## What the exercise asks
Using the listing below, select the lines with the word "icon" and copy them.

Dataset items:
+---+
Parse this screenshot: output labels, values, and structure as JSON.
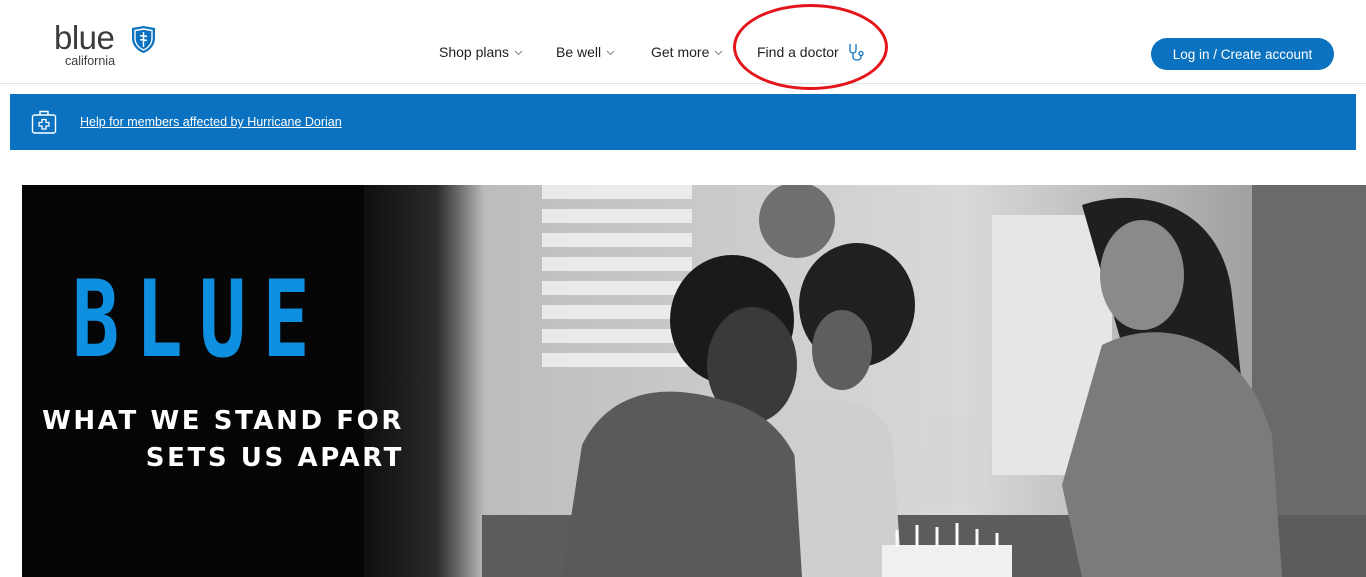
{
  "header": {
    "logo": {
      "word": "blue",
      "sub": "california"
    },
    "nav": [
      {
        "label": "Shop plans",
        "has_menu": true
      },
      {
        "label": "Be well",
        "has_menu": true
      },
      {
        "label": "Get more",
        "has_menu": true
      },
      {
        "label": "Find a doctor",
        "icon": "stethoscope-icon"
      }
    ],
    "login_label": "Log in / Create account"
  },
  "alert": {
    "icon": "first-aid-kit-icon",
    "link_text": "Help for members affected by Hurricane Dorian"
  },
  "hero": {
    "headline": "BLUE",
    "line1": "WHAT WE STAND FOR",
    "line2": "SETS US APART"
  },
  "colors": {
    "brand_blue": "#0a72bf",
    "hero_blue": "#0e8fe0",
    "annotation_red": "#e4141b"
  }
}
+---+
## Right answer
        "icon": "stethoscope-icon"
    "icon": "first-aid-kit-icon",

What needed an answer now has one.